** Written exercise **
Scan the lines below for the word "Estufa". Copy each line you find it in.

** Record set **
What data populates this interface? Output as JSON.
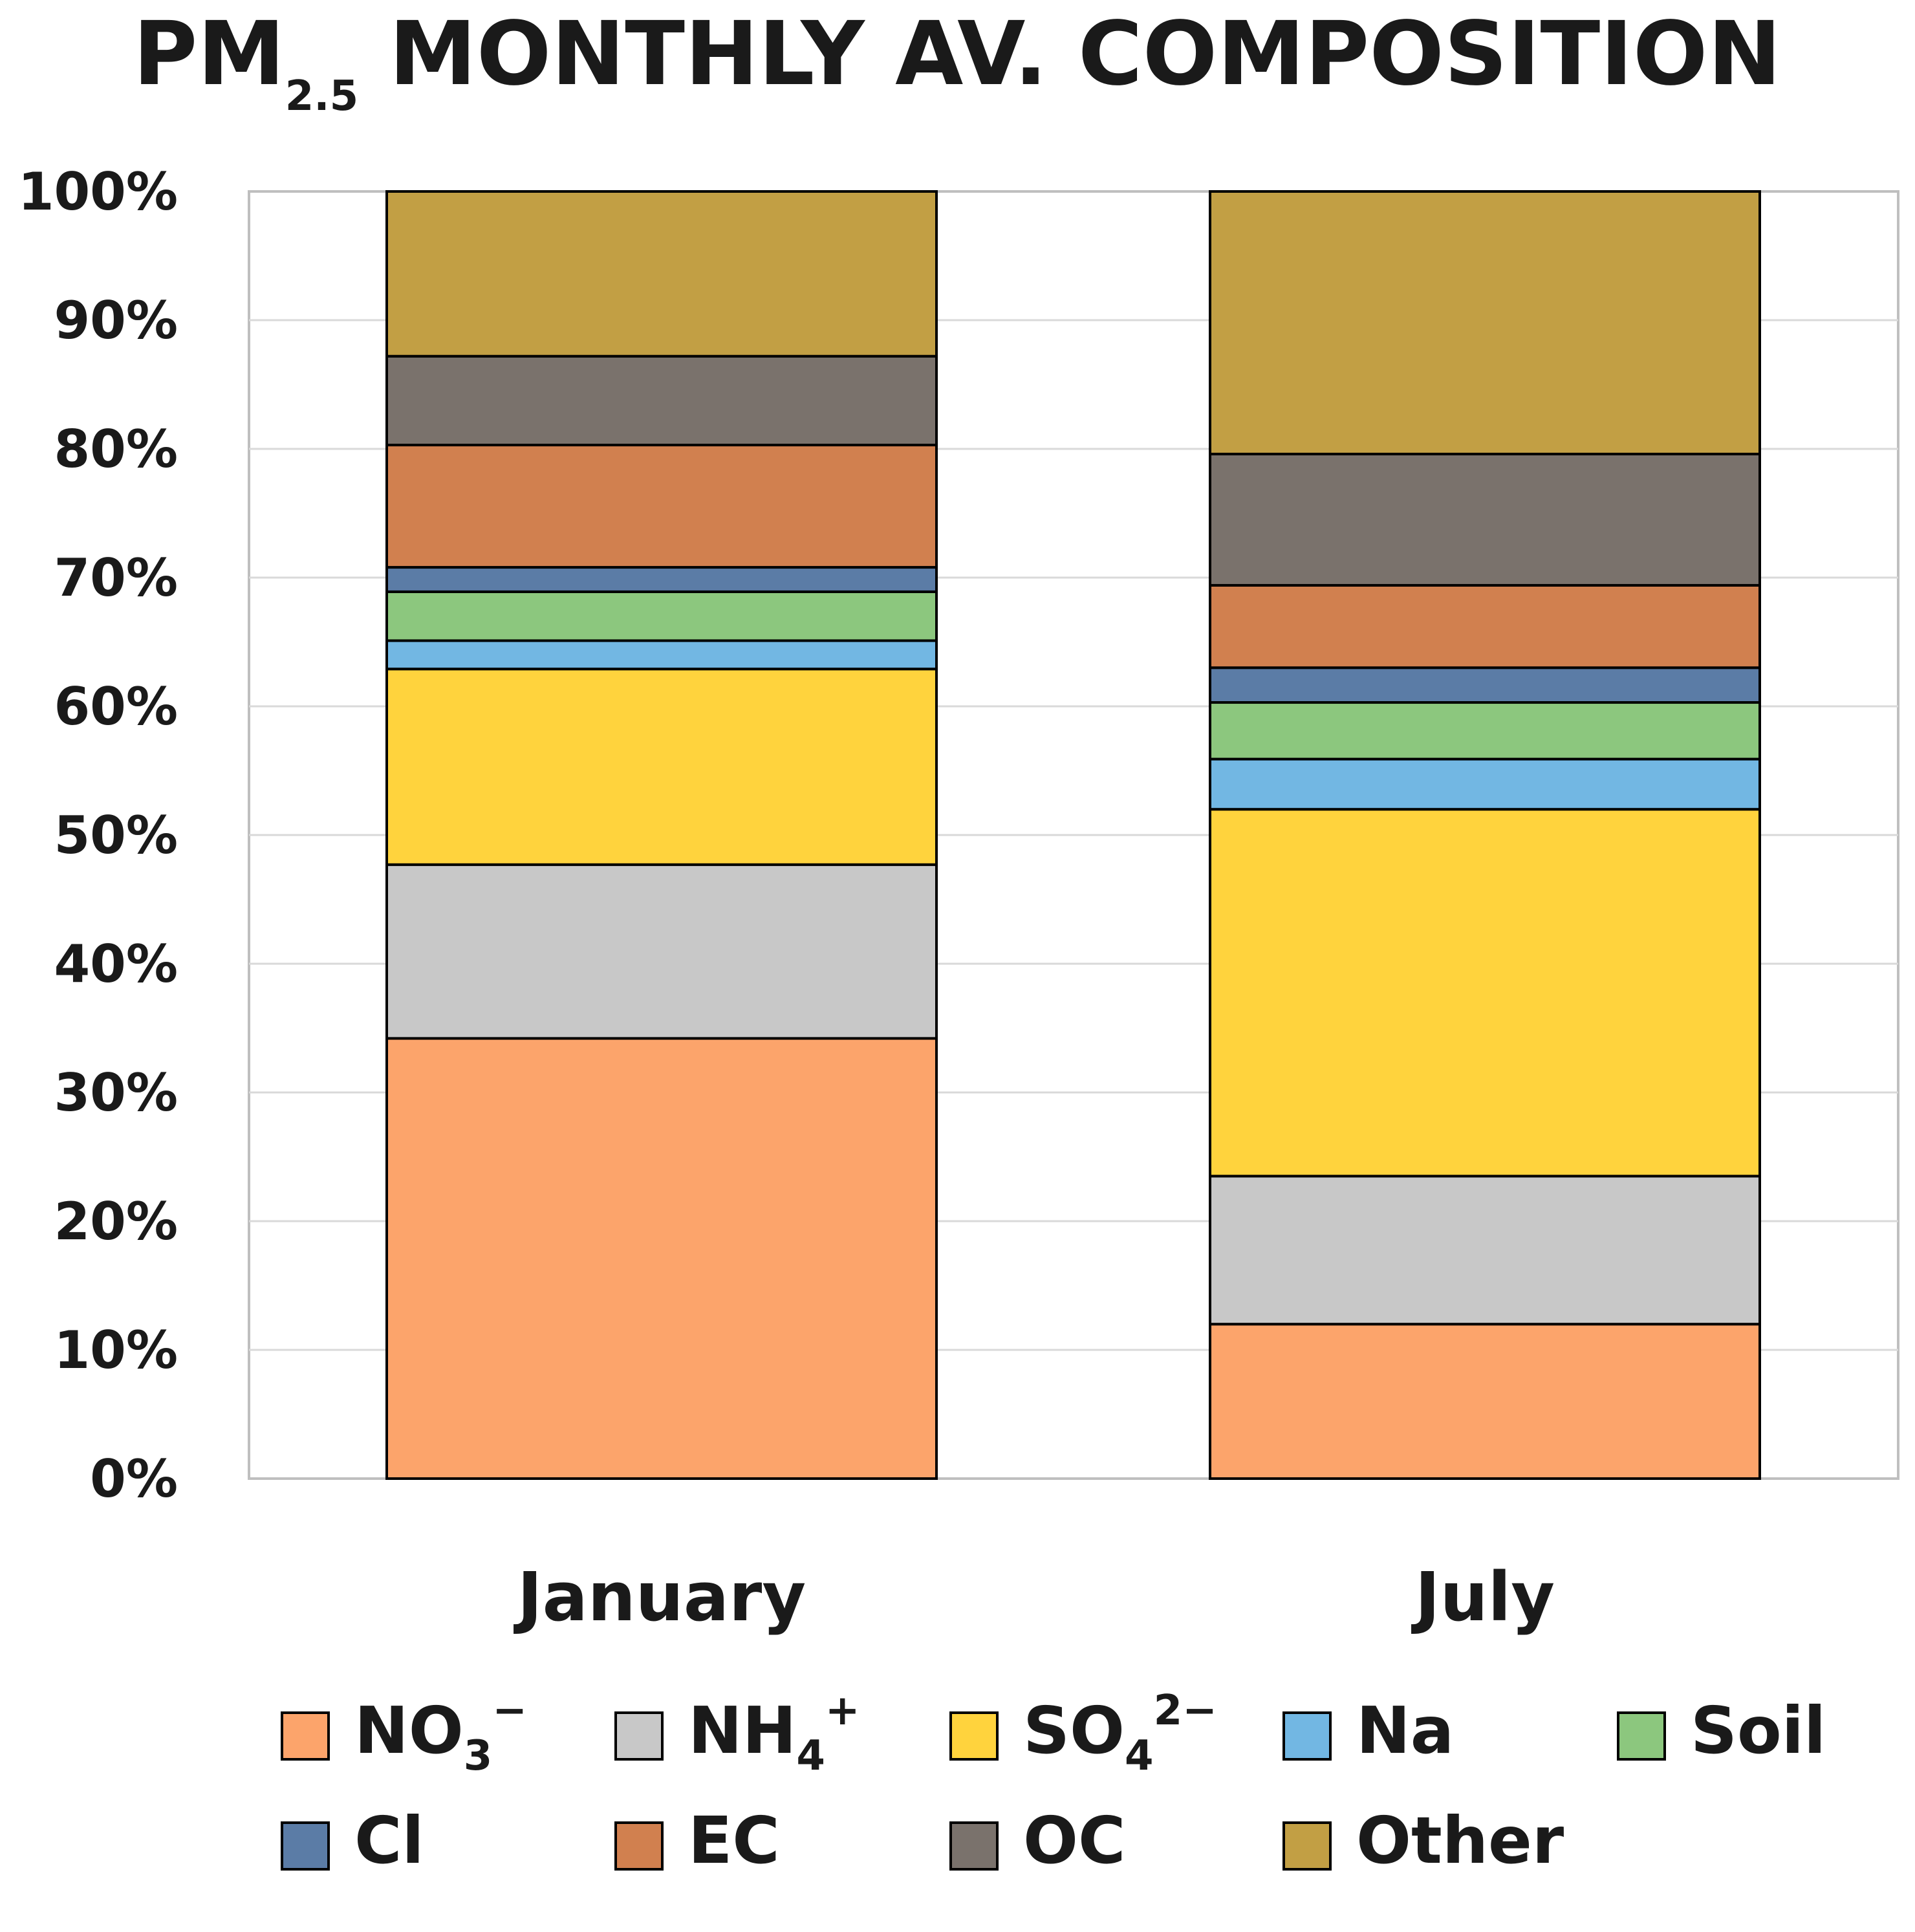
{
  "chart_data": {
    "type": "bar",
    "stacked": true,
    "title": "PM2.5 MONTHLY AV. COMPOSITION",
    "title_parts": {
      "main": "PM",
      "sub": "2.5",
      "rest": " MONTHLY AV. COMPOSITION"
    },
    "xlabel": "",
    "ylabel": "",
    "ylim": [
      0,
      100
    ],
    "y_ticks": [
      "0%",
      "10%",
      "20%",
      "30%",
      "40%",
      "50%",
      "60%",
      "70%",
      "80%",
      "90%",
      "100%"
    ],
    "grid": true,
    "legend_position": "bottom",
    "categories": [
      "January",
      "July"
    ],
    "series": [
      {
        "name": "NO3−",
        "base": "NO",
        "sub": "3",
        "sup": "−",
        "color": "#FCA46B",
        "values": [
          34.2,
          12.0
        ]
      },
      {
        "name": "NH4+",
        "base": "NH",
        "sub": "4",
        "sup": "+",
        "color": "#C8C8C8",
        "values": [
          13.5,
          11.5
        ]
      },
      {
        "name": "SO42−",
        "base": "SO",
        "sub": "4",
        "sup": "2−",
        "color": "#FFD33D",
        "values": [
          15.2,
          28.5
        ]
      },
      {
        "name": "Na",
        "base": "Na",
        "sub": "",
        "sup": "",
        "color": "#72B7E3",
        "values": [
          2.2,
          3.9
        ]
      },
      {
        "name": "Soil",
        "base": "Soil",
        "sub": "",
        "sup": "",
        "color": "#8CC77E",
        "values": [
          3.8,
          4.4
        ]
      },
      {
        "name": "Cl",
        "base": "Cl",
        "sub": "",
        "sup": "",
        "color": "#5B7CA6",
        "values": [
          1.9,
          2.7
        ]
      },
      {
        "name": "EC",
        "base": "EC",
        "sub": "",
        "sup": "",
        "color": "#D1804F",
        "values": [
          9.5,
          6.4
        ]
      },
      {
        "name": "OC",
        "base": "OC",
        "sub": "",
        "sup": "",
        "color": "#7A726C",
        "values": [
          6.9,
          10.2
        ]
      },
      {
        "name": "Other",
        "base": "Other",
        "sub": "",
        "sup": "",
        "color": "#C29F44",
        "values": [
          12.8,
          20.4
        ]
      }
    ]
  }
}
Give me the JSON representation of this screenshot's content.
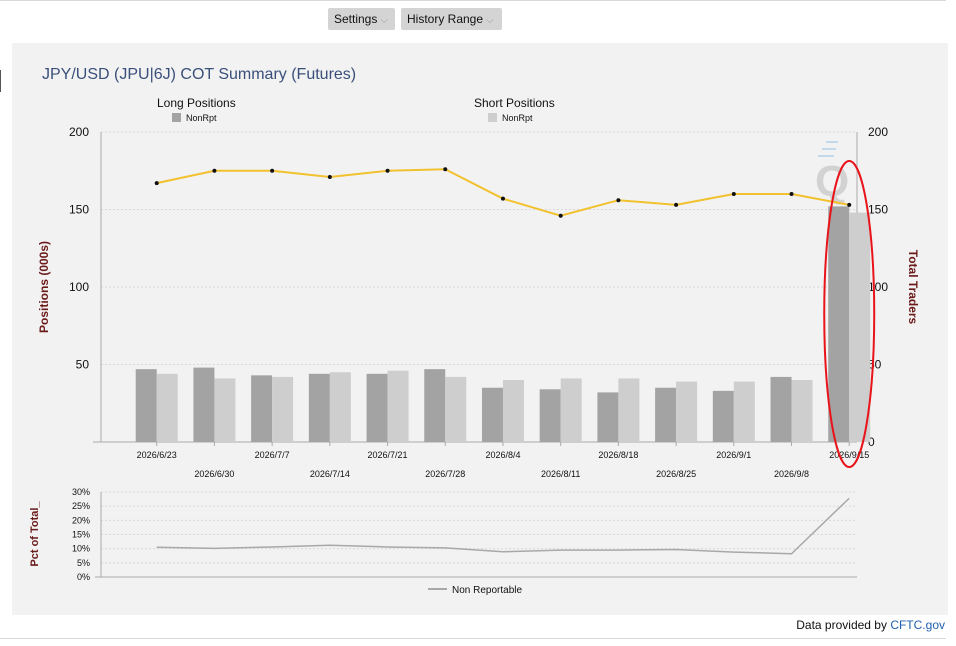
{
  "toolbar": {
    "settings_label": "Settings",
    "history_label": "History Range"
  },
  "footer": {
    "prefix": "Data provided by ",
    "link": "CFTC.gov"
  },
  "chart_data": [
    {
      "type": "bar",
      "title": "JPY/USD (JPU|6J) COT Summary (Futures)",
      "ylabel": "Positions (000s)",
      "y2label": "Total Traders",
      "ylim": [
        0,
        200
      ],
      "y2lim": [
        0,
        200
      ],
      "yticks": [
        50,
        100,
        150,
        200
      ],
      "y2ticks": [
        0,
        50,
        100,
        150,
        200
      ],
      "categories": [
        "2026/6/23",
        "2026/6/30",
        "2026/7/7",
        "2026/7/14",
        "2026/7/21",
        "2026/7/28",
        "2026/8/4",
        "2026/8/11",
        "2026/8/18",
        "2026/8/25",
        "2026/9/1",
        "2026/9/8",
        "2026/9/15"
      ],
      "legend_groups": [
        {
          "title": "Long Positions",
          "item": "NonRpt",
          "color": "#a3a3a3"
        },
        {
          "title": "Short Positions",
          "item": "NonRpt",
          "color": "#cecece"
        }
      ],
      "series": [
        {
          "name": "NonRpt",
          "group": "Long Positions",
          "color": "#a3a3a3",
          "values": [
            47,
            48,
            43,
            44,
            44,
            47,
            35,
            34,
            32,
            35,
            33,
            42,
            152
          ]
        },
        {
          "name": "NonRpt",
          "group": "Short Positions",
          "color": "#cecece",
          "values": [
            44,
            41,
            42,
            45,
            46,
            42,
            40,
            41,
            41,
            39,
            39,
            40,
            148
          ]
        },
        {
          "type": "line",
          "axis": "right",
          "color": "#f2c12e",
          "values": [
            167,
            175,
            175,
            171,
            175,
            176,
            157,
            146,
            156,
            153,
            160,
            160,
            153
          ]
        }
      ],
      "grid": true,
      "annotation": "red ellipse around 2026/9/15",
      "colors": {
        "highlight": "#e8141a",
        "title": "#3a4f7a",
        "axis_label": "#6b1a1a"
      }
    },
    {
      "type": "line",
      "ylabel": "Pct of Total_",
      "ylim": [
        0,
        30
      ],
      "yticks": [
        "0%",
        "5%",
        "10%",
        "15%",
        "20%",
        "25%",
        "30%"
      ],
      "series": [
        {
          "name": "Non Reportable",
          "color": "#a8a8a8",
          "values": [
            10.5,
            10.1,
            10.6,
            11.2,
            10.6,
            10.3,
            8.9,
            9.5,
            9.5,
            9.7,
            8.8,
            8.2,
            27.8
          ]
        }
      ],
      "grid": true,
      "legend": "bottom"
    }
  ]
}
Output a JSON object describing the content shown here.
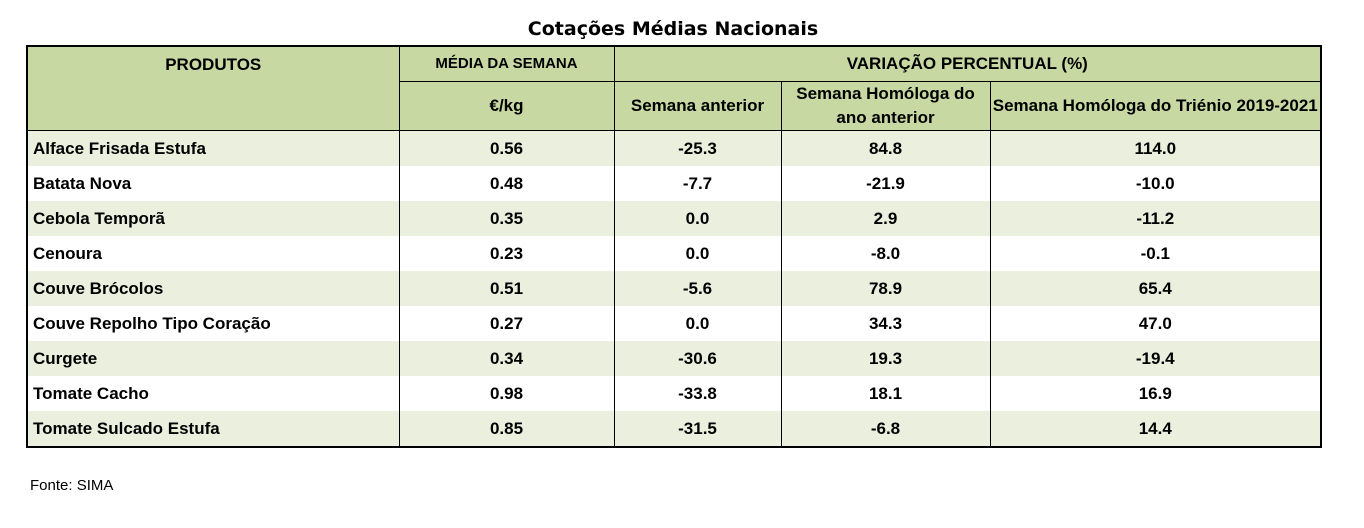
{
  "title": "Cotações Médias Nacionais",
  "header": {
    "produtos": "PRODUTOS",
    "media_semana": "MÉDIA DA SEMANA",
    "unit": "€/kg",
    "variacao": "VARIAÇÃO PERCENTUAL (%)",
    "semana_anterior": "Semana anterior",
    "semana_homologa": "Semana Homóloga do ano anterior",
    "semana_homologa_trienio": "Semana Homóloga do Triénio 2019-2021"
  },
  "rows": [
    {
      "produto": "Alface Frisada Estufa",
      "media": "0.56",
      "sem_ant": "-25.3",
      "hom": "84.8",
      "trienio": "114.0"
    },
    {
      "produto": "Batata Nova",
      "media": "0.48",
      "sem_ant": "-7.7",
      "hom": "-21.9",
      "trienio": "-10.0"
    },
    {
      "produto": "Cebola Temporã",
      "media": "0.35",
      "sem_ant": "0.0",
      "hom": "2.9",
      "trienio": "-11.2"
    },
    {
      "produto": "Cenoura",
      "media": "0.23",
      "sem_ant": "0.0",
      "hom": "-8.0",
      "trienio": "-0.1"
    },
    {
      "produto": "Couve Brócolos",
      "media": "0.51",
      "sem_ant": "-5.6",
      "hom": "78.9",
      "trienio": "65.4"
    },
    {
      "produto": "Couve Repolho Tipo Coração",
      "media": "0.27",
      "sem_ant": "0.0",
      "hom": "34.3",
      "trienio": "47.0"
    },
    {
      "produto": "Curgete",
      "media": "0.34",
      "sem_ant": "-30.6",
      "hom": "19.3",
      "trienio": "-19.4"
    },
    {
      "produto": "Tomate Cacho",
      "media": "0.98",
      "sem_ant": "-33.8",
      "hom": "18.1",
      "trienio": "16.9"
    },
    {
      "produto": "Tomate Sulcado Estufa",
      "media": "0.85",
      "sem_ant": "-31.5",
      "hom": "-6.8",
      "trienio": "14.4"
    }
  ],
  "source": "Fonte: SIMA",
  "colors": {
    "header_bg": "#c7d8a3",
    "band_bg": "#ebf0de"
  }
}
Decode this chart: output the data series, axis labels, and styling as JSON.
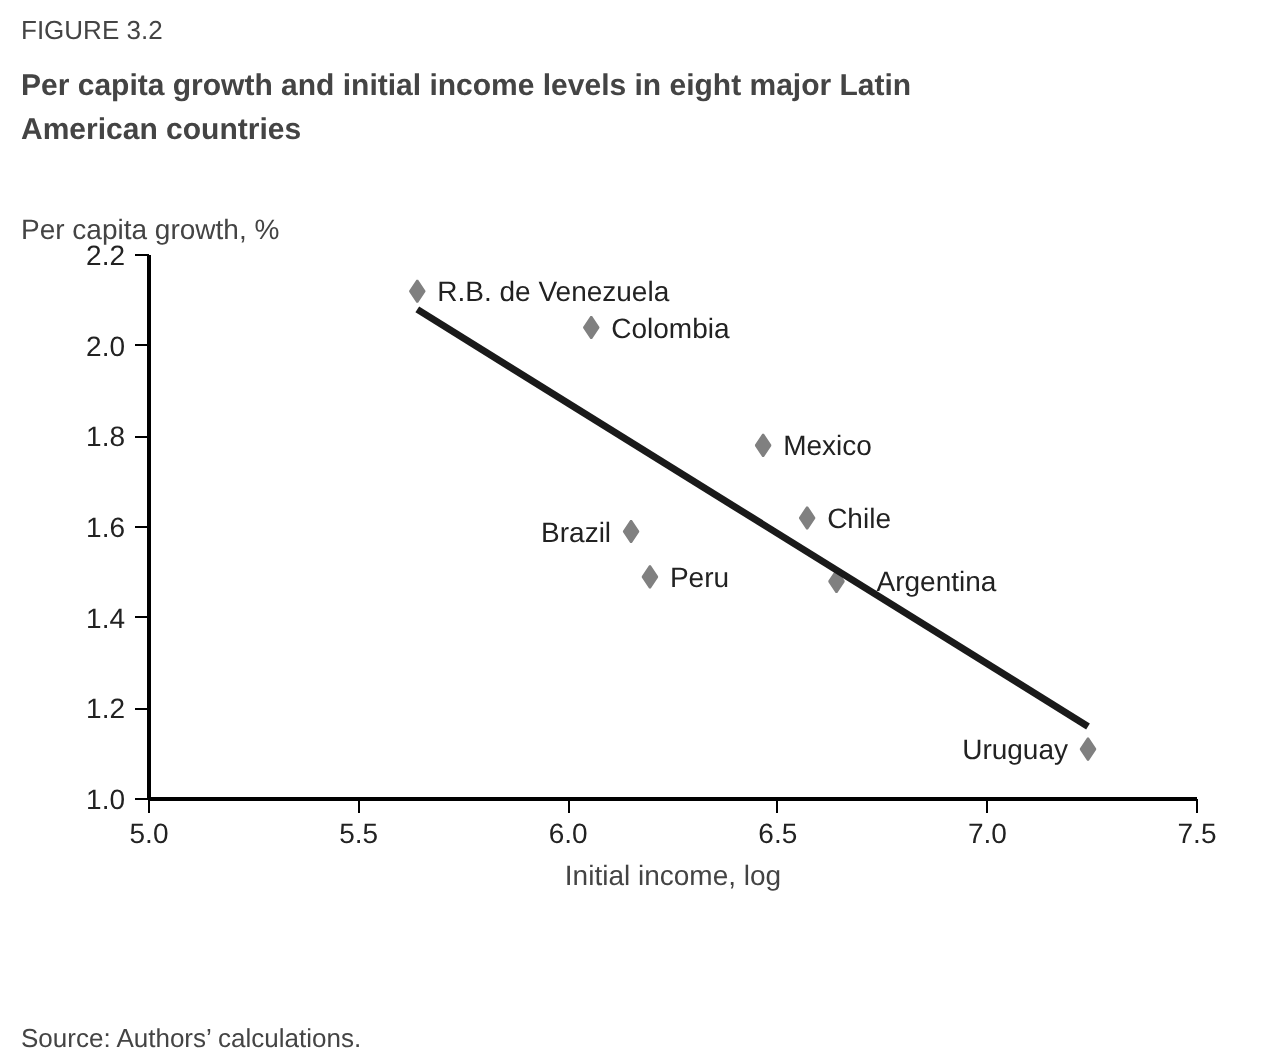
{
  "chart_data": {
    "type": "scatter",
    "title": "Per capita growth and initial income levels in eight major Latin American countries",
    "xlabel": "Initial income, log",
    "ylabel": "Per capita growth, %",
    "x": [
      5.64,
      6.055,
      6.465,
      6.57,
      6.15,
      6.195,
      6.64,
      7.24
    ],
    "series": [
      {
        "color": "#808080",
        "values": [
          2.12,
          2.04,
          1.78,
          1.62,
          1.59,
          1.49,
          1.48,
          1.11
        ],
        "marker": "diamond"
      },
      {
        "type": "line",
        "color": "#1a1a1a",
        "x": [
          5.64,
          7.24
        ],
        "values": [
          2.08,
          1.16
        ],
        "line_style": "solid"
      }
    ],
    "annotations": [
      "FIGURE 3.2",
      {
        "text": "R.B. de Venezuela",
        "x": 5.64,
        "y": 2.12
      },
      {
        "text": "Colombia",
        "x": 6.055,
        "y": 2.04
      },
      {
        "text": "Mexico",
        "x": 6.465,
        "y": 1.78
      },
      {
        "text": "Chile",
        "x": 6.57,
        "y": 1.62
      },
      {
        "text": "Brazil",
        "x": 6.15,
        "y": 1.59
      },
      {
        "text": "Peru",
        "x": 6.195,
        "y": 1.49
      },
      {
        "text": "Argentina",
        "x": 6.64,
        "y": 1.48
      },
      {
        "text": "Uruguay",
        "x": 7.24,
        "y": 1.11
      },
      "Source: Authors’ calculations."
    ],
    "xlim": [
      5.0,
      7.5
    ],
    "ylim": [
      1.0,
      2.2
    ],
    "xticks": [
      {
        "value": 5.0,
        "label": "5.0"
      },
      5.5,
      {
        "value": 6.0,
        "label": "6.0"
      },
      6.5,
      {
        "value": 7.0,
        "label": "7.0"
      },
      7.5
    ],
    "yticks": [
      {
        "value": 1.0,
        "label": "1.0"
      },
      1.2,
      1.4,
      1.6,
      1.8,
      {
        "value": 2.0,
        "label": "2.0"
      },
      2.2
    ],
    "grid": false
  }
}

** Complete output **
      "produto": "Alface Frisada Estufa",
      "produto": "Tomate Sulcado Estufa",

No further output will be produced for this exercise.